_WHAT IS NEEDED:_ Reproduce the records below in full and exactly, without their images.

(Extracted records)
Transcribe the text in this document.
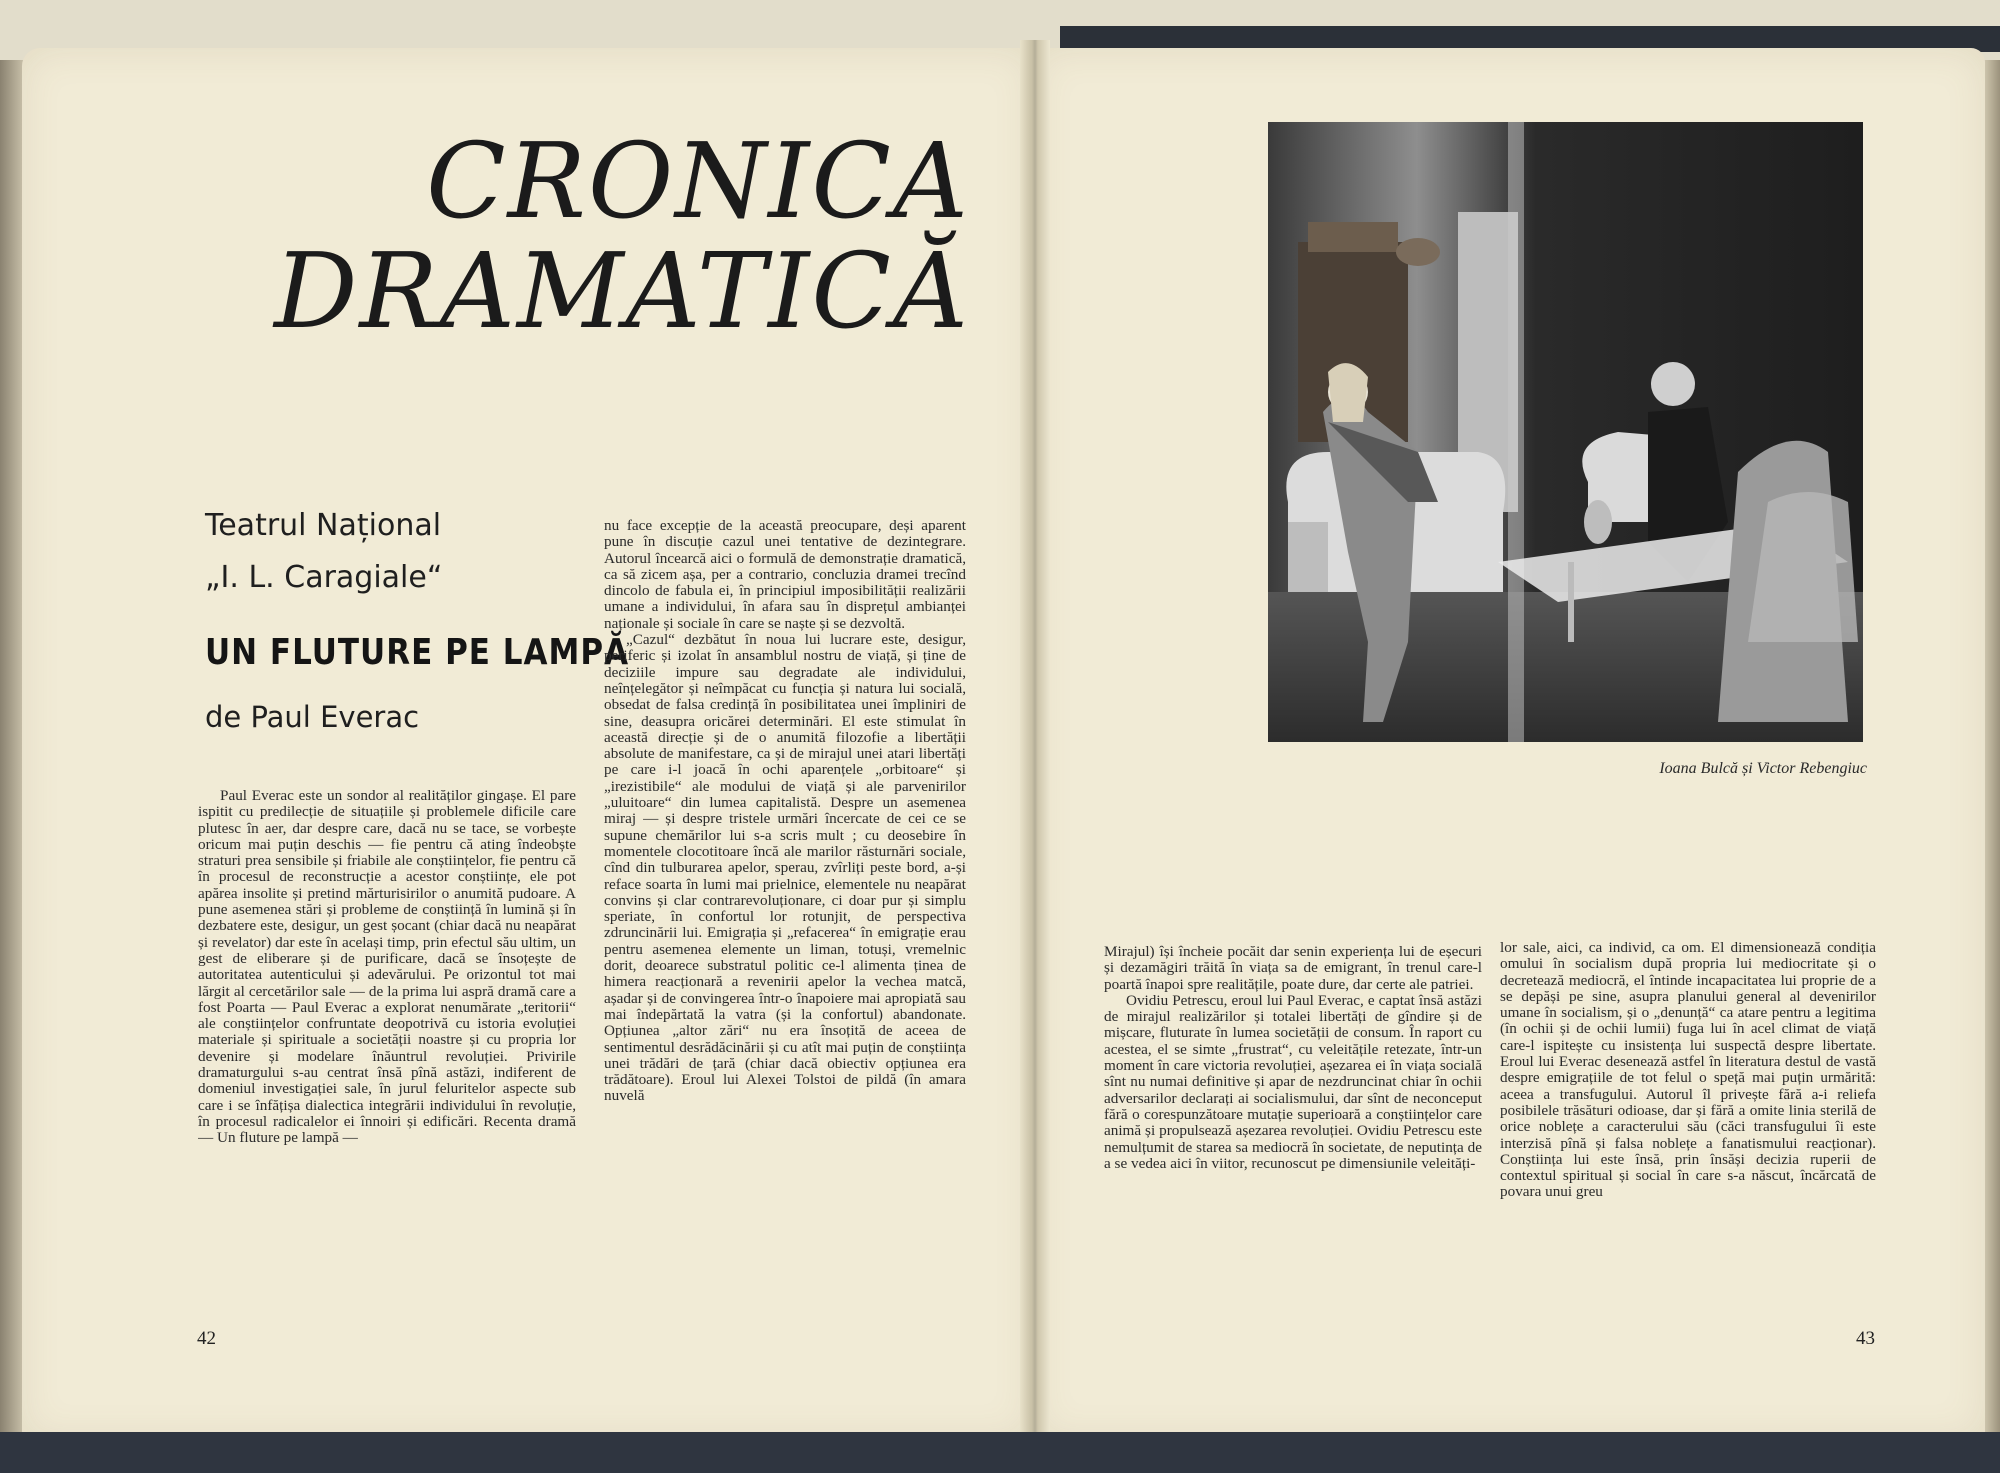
CRONICA
DRAMATICĂ
Teatrul Național
„I. L. Caragiale“
UN FLUTURE PE LAMPĂ
de Paul Everac

Paul Everac este un sondor al realităților gingașe. El pare ispitit cu predilecție de situațiile și problemele dificile care plutesc în aer, dar despre care, dacă nu se tace, se vorbește oricum mai puțin deschis — fie pentru că ating îndeobște straturi prea sensibile și friabile ale conștiințelor, fie pentru că în procesul de reconstrucție a acestor conștiințe, ele pot apărea insolite și pretind mărturisirilor o anumită pudoare. A pune asemenea stări și probleme de conștiință în lumină și în dezbatere este, desigur, un gest șocant (chiar dacă nu neapărat și revelator) dar este în același timp, prin efectul său ultim, un gest de eliberare și de purificare, dacă se însoțește de autoritatea autenticului și adevărului. Pe orizontul tot mai lărgit al cercetărilor sale — de la prima lui aspră dramă care a fost Poarta — Paul Everac a explorat nenumărate „teritorii“ ale conștiințelor confruntate deopotrivă cu istoria evoluției materiale și spirituale a societății noastre și cu propria lor devenire și modelare înăuntrul revoluției. Privirile dramaturgului s-au centrat însă pînă astăzi, indiferent de domeniul investigației sale, în jurul feluritelor aspecte sub care i se înfățișa dialectica integrării individului în revoluție, în procesul radicalelor ei înnoiri și edificări. Recenta dramă — Un fluture pe lampă —

nu face excepție de la această preocupare, deși aparent pune în discuție cazul unei tentative de dezintegrare. Autorul încearcă aici o formulă de demonstrație dramatică, ca să zicem așa, per a contrario, concluzia dramei trecînd dincolo de fabula ei, în principiul imposibilității realizării umane a individului, în afara sau în disprețul ambianței naționale și sociale în care se naște și se dezvoltă.

„Cazul“ dezbătut în noua lui lucrare este, desigur, periferic și izolat în ansamblul nostru de viață, și ține de deciziile impure sau degradate ale individului, neînțelegător și neîmpăcat cu funcția și natura lui socială, obsedat de falsa credință în posibilitatea unei împliniri de sine, deasupra oricărei determinări. El este stimulat în această direcție și de o anumită filozofie a libertății absolute de manifestare, ca și de mirajul unei atari libertăți pe care i-l joacă în ochi aparențele „orbitoare“ și „irezistibile“ ale modului de viață și ale parvenirilor „uluitoare“ din lumea capitalistă. Despre un asemenea miraj — și despre tristele urmări încercate de cei ce se supune chemărilor lui s-a scris mult ; cu deosebire în momentele clocotitoare încă ale marilor răsturnări sociale, cînd din tulburarea apelor, sperau, zvîrliți peste bord, a-și reface soarta în lumi mai prielnice, elementele nu neapărat convins și clar contrarevoluționare, ci doar pur și simplu speriate, în confortul lor rotunjit, de perspectiva zdruncinării lui. Emigrația și „refacerea“ în emigrație erau pentru asemenea elemente un liman, totuși, vremelnic dorit, deoarece substratul politic ce-l alimenta ținea de himera reacționară a revenirii apelor la vechea matcă, așadar și de convingerea într-o înapoiere mai apropiată sau mai îndepărtată la vatra (și la confortul) abandonate. Opțiunea „altor zări“ nu era însoțită de aceea de sentimentul desrădăcinării și cu atît mai puțin de conștiința unei trădări de țară (chiar dacă obiectiv opțiunea era trădătoare). Eroul lui Alexei Tolstoi de pildă (în amara nuvelă

42
Ioana Bulcă și Victor Rebengiuc

Mirajul) își încheie pocăit dar senin experiența lui de eșecuri și dezamăgiri trăită în viața sa de emigrant, în trenul care-l poartă înapoi spre realitățile, poate dure, dar certe ale patriei.

Ovidiu Petrescu, eroul lui Paul Everac, e captat însă astăzi de mirajul realizărilor și totalei libertăți de gîndire și de mișcare, fluturate în lumea societății de consum. În raport cu acestea, el se simte „frustrat“, cu veleitățile retezate, într-un moment în care victoria revoluției, așezarea ei în viața socială sînt nu numai definitive și apar de nezdruncinat chiar în ochii adversarilor declarați ai socialismului, dar sînt de neconceput fără o corespunzătoare mutație superioară a conștiințelor care animă și propulsează așezarea revoluției. Ovidiu Petrescu este nemulțumit de starea sa mediocră în societate, de neputința de a se vedea aici în viitor, recunoscut pe dimensiunile veleități-

lor sale, aici, ca individ, ca om. El dimensionează condiția omului în socialism după propria lui mediocritate și o decretează mediocră, el întinde incapacitatea lui proprie de a se depăși pe sine, asupra planului general al devenirilor umane în socialism, și o „denunță“ ca atare pentru a legitima (în ochii și de ochii lumii) fuga lui în acel climat de viață care-l ispitește cu insistența lui suspectă despre libertate. Eroul lui Everac desenează astfel în literatura destul de vastă despre emigrațiile de tot felul o speță mai puțin urmărită: aceea a transfugului. Autorul îl privește fără a-i reliefa posibilele trăsături odioase, dar și fără a omite linia sterilă de orice noblețe a caracterului său (căci transfugului îi este interzisă pînă și falsa noblețe a fanatismului reacționar). Conștiința lui este însă, prin însăși decizia ruperii de contextul spiritual și social în care s-a născut, încărcată de povara unui greu

43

_RESULT FOR THIS EXERCISE:_
Transcribe the text in this document.
CRONICA
DRAMATICĂ
Teatrul Național
„I. L. Caragiale“
UN FLUTURE PE LAMPĂ
de Paul Everac

Paul Everac este un sondor al realităților gingașe. El pare ispitit cu predilecție de situațiile și problemele dificile care plutesc în aer, dar despre care, dacă nu se tace, se vorbește oricum mai puțin deschis — fie pentru că ating îndeobște straturi prea sensibile și friabile ale conștiințelor, fie pentru că în procesul de reconstrucție a acestor conștiințe, ele pot apărea insolite și pretind mărturisirilor o anumită pudoare. A pune asemenea stări și probleme de conștiință în lumină și în dezbatere este, desigur, un gest șocant (chiar dacă nu neapărat și revelator) dar este în același timp, prin efectul său ultim, un gest de eliberare și de purificare, dacă se însoțește de autoritatea autenticului și adevărului. Pe orizontul tot mai lărgit al cercetărilor sale — de la prima lui aspră dramă care a fost Poarta — Paul Everac a explorat nenumărate „teritorii“ ale conștiințelor confruntate deopotrivă cu istoria evoluției materiale și spirituale a societății noastre și cu propria lor devenire și modelare înăuntrul revoluției. Privirile dramaturgului s-au centrat însă pînă astăzi, indiferent de domeniul investigației sale, în jurul feluritelor aspecte sub care i se înfățișa dialectica integrării individului în revoluție, în procesul radicalelor ei înnoiri și edificări. Recenta dramă — Un fluture pe lampă —

nu face excepție de la această preocupare, deși aparent pune în discuție cazul unei tentative de dezintegrare. Autorul încearcă aici o formulă de demonstrație dramatică, ca să zicem așa, per a contrario, concluzia dramei trecînd dincolo de fabula ei, în principiul imposibilității realizării umane a individului, în afara sau în disprețul ambianței naționale și sociale în care se naște și se dezvoltă.

„Cazul“ dezbătut în noua lui lucrare este, desigur, periferic și izolat în ansamblul nostru de viață, și ține de deciziile impure sau degradate ale individului, neînțelegător și neîmpăcat cu funcția și natura lui socială, obsedat de falsa credință în posibilitatea unei împliniri de sine, deasupra oricărei determinări. El este stimulat în această direcție și de o anumită filozofie a libertății absolute de manifestare, ca și de mirajul unei atari libertăți pe care i-l joacă în ochi aparențele „orbitoare“ și „irezistibile“ ale modului de viață și ale parvenirilor „uluitoare“ din lumea capitalistă. Despre un asemenea miraj — și despre tristele urmări încercate de cei ce se supune chemărilor lui s-a scris mult ; cu deosebire în momentele clocotitoare încă ale marilor răsturnări sociale, cînd din tulburarea apelor, sperau, zvîrliți peste bord, a-și reface soarta în lumi mai prielnice, elementele nu neapărat convins și clar contrarevoluționare, ci doar pur și simplu speriate, în confortul lor rotunjit, de perspectiva zdruncinării lui. Emigrația și „refacerea“ în emigrație erau pentru asemenea elemente un liman, totuși, vremelnic dorit, deoarece substratul politic ce-l alimenta ținea de himera reacționară a revenirii apelor la vechea matcă, așadar și de convingerea într-o înapoiere mai apropiată sau mai îndepărtată la vatra (și la confortul) abandonate. Opțiunea „altor zări“ nu era însoțită de aceea de sentimentul desrădăcinării și cu atît mai puțin de conștiința unei trădări de țară (chiar dacă obiectiv opțiunea era trădătoare). Eroul lui Alexei Tolstoi de pildă (în amara nuvelă

42
Ioana Bulcă și Victor Rebengiuc

Mirajul) își încheie pocăit dar senin experiența lui de eșecuri și dezamăgiri trăită în viața sa de emigrant, în trenul care-l poartă înapoi spre realitățile, poate dure, dar certe ale patriei.

Ovidiu Petrescu, eroul lui Paul Everac, e captat însă astăzi de mirajul realizărilor și totalei libertăți de gîndire și de mișcare, fluturate în lumea societății de consum. În raport cu acestea, el se simte „frustrat“, cu veleitățile retezate, într-un moment în care victoria revoluției, așezarea ei în viața socială sînt nu numai definitive și apar de nezdruncinat chiar în ochii adversarilor declarați ai socialismului, dar sînt de neconceput fără o corespunzătoare mutație superioară a conștiințelor care animă și propulsează așezarea revoluției. Ovidiu Petrescu este nemulțumit de starea sa mediocră în societate, de neputința de a se vedea aici în viitor, recunoscut pe dimensiunile veleități-

lor sale, aici, ca individ, ca om. El dimensionează condiția omului în socialism după propria lui mediocritate și o decretează mediocră, el întinde incapacitatea lui proprie de a se depăși pe sine, asupra planului general al devenirilor umane în socialism, și o „denunță“ ca atare pentru a legitima (în ochii și de ochii lumii) fuga lui în acel climat de viață care-l ispitește cu insistența lui suspectă despre libertate. Eroul lui Everac desenează astfel în literatura destul de vastă despre emigrațiile de tot felul o speță mai puțin urmărită: aceea a transfugului. Autorul îl privește fără a-i reliefa posibilele trăsături odioase, dar și fără a omite linia sterilă de orice noblețe a caracterului său (căci transfugului îi este interzisă pînă și falsa noblețe a fanatismului reacționar). Conștiința lui este însă, prin însăși decizia ruperii de contextul spiritual și social în care s-a născut, încărcată de povara unui greu

43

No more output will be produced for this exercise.